* WHAT YOU ARE ASKED TO DO
Translate this sentence from the passage on the Diocese of Shrewsbury into Spanish: "The current bishop, Mark Davies, succeeded on 1 October 2010."

The Roman Catholic Diocese of Shrewsbury is a Roman Catholic diocese in the Province of Birmingham which encompasses the pre-1974 counties of Shropshire and Cheshire in the North West and West Midlands of England.

The diocese includes rural areas of Shropshire as well as Manchester south of the River Mersey and other urban areas such as  Birkenhead, Stockport and Ellesmere Port. The current bishop, Mark Davies, succeeded on 1 October 2010.

Geographical location 
The diocese comprises the counties of Shropshire and Cheshire and the parts of Greater Manchester and Merseyside which were formerly in Cheshire.  Before 1895, it also included North Wales.  In 2007, new pastoral areas and regions were created, replacing the former deaneries.

Past and present bishops

Ordinaries

 
 James Brown (appointed 27 June 1851 – died 14 October 1881)
 Edmund James Knight (appointed 25 April 1882 – resigned 28 May 1895)
 John Carroll (succeeded 11 May 1895 – died 14 January 1897)
 Samuel Webster Allen (appointed 19 April 1897 – died 13 May 1908)
 Hugh Singleton (appointed 1 August 1908 – died 17 December 1934)
 Ambrose James Moriarty (succeeded 17 December 1934 – died 3 June 1949)
 John Aloysius Murphy (succeeded 3 June 1949 – translated to the Archdiocese of Cardiff on 22 August 1961)
 William Eric Grasar (appointed 26 April 1962 – resigned 20 March 1980)
 Joseph Gray (appointed 19 August 1980 – retired 23 June 1995)
 Brian Michael Noble (appointed 23 June 1995 – retired 1 October 2010)
 Mark Davies (current bishop, succeeded 1 October 2010)

Coadjutor Bishops
John Carroll (1893-1895)

* ENTRIES
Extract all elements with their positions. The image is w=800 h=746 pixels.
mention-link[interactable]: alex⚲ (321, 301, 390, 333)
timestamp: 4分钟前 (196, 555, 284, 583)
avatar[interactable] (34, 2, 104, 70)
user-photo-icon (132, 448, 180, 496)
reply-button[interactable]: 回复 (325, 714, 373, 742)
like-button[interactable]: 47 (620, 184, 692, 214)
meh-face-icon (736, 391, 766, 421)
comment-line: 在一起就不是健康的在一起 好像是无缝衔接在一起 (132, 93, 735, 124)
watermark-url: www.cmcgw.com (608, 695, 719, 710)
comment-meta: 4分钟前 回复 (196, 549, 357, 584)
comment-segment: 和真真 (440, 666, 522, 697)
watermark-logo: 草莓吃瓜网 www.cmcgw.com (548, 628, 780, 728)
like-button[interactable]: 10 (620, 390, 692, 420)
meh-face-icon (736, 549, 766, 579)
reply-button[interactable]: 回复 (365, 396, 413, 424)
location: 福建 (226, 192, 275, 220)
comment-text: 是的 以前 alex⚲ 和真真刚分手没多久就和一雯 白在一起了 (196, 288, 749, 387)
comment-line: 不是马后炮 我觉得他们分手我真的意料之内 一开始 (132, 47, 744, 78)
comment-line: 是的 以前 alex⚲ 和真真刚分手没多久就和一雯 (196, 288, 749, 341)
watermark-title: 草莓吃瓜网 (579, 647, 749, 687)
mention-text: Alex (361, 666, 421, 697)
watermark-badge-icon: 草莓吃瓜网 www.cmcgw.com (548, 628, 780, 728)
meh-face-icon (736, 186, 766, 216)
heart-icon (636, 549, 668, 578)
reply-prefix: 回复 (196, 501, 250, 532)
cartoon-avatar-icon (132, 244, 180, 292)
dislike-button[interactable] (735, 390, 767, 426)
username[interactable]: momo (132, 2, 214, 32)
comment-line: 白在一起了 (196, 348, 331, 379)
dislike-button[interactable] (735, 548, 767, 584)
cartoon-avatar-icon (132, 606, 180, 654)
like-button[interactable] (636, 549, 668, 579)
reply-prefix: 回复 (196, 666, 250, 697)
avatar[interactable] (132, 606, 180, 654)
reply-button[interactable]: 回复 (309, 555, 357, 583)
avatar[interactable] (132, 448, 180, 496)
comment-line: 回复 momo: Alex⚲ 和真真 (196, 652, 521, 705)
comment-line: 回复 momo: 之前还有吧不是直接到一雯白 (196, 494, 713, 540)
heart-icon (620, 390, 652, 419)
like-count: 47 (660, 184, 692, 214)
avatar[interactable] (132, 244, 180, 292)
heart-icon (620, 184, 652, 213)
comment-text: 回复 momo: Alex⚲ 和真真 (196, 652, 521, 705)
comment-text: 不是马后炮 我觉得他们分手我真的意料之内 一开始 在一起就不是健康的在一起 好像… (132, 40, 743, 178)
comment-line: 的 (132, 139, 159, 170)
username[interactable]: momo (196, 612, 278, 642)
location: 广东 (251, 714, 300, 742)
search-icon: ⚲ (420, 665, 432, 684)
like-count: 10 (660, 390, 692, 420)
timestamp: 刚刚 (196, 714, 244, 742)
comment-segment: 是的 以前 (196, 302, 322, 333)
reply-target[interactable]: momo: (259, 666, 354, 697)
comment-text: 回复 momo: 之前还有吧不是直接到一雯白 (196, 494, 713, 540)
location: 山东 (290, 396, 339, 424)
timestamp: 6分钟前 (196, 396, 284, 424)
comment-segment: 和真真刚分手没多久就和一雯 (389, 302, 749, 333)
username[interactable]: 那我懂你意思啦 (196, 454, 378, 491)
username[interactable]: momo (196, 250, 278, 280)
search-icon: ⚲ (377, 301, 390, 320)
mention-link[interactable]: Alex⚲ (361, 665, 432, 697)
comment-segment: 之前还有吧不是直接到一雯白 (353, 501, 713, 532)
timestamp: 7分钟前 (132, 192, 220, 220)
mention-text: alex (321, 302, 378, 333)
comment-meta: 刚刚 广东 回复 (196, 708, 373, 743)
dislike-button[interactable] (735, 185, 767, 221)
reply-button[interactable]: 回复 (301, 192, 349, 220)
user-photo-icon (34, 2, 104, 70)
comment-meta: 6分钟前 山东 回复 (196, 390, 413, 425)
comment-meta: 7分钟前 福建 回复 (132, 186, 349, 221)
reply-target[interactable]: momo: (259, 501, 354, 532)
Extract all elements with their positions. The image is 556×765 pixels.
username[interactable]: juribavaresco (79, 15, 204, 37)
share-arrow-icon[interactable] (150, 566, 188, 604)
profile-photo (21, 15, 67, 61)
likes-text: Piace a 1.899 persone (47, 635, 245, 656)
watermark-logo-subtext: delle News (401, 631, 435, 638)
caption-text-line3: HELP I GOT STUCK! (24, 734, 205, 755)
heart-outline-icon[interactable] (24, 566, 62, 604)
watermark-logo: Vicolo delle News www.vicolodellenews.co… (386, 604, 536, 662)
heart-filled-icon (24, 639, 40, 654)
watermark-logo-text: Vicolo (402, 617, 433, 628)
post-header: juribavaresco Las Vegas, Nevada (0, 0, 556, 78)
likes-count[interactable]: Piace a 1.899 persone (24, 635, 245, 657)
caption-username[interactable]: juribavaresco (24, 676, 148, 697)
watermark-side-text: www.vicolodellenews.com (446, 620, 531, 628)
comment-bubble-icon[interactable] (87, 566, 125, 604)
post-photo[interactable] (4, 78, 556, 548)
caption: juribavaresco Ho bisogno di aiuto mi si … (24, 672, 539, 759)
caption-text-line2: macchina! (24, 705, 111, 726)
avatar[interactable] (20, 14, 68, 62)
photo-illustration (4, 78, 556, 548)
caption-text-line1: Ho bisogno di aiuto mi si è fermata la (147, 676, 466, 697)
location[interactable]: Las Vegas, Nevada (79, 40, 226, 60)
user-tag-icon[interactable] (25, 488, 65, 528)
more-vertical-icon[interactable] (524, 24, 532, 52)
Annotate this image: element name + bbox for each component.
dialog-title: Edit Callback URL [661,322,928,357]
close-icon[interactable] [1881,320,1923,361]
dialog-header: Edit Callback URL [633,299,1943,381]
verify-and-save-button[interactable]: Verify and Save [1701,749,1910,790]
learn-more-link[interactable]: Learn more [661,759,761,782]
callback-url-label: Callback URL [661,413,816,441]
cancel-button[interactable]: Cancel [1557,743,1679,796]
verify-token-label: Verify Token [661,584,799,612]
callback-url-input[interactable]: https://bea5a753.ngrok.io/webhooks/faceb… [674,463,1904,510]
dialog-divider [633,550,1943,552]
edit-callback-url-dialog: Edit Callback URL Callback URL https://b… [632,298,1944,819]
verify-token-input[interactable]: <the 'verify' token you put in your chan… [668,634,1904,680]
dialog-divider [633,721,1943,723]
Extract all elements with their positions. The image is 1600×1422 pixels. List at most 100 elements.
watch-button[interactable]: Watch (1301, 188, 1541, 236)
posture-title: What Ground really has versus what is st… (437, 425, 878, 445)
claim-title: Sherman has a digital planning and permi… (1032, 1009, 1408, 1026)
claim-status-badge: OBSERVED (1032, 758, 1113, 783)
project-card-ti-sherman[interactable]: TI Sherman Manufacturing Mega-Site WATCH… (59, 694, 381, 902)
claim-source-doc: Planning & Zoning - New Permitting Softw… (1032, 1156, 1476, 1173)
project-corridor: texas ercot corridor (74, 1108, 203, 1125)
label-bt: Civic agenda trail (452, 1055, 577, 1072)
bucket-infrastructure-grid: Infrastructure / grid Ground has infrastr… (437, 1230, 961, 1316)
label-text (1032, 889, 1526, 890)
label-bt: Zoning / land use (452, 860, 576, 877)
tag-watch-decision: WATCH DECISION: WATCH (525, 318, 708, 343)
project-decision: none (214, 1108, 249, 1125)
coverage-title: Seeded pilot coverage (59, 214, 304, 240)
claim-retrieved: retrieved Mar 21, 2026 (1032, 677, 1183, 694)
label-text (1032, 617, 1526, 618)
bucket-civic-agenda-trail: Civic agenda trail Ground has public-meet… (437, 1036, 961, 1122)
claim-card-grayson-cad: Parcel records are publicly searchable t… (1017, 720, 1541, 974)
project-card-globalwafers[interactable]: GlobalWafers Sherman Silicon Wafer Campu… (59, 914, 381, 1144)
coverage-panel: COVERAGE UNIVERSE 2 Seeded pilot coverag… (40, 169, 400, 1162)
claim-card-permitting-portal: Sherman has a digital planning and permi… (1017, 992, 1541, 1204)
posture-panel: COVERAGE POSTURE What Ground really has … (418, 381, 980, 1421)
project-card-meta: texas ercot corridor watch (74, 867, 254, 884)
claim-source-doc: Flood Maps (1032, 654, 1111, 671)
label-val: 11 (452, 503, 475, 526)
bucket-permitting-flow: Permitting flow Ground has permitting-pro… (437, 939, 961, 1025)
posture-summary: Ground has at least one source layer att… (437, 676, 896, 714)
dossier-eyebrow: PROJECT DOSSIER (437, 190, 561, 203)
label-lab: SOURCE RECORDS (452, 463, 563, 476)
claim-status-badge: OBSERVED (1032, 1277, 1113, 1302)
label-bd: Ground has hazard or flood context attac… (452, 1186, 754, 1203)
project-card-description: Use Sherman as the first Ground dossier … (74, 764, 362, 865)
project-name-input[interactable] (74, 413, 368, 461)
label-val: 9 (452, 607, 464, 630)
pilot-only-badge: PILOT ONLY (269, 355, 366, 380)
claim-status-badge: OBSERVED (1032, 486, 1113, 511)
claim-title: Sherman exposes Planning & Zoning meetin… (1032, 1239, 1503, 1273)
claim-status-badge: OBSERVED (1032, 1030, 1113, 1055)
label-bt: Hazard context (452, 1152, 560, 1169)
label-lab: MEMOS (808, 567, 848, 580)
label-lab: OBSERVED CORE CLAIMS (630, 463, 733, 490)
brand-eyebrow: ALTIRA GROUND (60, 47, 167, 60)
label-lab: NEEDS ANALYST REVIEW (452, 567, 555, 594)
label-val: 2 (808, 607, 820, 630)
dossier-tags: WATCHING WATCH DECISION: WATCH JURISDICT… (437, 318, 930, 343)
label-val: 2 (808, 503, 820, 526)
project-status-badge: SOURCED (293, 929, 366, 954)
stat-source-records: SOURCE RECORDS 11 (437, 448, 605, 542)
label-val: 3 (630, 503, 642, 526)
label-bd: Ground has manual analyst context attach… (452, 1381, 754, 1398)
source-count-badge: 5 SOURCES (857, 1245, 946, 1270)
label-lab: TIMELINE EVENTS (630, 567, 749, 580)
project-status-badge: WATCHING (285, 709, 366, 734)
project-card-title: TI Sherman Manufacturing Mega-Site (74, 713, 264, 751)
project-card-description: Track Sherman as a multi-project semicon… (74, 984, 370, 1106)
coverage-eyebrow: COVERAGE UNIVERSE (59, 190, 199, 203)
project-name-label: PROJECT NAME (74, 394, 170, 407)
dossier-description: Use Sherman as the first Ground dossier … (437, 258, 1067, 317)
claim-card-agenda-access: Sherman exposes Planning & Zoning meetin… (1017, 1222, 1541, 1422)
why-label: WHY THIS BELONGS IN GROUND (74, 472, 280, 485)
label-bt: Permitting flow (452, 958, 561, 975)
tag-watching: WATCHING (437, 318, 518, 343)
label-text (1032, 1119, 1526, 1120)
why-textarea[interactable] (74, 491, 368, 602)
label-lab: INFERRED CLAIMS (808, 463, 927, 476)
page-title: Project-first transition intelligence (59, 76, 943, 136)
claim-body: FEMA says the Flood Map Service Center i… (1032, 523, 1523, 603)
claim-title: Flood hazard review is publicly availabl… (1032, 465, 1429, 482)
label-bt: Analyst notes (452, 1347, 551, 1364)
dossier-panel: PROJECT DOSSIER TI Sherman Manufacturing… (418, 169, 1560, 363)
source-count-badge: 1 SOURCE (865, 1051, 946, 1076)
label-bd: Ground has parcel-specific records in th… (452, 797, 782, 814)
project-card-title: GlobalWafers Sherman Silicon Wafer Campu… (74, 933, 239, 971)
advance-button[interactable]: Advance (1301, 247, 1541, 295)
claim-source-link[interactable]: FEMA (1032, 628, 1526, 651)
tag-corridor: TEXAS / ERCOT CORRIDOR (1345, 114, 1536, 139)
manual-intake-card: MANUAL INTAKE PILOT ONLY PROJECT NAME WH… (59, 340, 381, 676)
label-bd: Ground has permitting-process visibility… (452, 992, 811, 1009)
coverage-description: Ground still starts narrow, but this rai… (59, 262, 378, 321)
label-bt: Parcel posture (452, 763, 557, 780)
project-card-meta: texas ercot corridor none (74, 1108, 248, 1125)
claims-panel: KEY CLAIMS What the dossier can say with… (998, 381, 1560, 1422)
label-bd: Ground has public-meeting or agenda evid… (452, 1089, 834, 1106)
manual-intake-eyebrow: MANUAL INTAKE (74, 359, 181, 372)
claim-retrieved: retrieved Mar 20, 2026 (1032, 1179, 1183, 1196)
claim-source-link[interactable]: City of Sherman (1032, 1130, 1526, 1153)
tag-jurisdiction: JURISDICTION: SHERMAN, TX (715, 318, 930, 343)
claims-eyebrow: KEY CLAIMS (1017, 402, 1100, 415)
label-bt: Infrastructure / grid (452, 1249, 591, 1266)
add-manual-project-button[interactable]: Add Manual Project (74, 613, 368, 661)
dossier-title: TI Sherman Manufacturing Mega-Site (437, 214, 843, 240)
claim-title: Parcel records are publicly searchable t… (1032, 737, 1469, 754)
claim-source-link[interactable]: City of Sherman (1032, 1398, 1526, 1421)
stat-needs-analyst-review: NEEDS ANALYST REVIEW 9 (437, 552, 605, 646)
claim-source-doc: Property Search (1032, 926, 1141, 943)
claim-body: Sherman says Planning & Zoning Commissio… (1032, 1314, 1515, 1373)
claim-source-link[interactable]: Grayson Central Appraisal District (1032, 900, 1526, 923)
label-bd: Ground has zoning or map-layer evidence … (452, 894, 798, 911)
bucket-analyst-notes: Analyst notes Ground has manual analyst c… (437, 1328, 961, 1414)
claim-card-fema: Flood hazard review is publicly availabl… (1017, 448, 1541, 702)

* EXERCISE OUTPUT
El obispo actual, Mark Davies, sucedió en el cargo el 1 de octubre de 2010.